■ **THE DATA**:
········

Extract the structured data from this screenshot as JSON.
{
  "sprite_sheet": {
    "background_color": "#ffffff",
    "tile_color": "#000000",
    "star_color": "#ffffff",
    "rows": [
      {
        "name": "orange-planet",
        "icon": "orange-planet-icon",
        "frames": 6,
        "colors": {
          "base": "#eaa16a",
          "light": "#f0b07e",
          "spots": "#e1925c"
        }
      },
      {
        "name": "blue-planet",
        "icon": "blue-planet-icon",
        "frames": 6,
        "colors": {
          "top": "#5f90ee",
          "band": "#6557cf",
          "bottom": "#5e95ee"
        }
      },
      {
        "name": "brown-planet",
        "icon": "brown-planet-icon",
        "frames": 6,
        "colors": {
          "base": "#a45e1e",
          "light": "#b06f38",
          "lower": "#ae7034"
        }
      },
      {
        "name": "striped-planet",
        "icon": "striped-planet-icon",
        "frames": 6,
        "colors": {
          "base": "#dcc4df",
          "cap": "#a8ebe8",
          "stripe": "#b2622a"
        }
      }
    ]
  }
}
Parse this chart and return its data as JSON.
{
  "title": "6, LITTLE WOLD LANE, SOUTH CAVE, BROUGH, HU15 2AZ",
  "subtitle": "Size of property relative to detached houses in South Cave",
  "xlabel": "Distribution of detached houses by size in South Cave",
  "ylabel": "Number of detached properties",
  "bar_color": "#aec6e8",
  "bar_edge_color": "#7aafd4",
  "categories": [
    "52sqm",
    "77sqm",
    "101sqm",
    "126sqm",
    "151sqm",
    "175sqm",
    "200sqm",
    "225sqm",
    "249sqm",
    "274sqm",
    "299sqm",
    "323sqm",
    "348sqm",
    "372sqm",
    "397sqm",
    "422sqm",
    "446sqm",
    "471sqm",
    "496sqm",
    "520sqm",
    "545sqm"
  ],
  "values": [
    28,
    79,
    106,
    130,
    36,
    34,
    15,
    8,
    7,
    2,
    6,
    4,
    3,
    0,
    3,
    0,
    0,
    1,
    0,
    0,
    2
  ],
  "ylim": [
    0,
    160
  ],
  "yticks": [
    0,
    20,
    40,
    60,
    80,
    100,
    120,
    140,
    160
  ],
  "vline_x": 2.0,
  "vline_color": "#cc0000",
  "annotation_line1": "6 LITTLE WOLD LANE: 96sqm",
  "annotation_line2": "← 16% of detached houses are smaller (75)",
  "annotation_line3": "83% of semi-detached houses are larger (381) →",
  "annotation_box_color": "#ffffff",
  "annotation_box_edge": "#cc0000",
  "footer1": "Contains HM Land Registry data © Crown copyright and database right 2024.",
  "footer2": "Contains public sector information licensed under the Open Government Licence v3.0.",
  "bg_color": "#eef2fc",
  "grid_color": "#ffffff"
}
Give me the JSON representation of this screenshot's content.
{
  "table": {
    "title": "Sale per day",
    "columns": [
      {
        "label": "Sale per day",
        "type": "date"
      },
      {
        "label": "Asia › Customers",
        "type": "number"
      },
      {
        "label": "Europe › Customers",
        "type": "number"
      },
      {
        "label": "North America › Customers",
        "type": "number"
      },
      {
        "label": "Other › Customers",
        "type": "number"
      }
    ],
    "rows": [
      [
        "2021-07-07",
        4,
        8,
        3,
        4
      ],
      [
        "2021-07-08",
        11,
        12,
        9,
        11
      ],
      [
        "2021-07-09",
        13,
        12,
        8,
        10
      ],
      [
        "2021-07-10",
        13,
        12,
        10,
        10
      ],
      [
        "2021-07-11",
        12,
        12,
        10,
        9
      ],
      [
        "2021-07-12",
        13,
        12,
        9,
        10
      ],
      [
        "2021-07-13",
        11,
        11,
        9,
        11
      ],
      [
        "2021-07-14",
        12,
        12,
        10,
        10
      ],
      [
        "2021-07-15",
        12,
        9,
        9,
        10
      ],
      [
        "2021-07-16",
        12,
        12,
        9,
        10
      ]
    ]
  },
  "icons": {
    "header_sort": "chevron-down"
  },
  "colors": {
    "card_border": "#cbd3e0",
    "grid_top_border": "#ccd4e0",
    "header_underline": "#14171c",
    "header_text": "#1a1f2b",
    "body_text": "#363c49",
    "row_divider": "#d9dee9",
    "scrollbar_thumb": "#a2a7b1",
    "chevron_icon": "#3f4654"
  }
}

········

■ **STATED GOAL**: Using the entries above, tally how many lines have the word "planet" in them; write the number and nothing more.

■ **CORRECT OUTPUT**: 8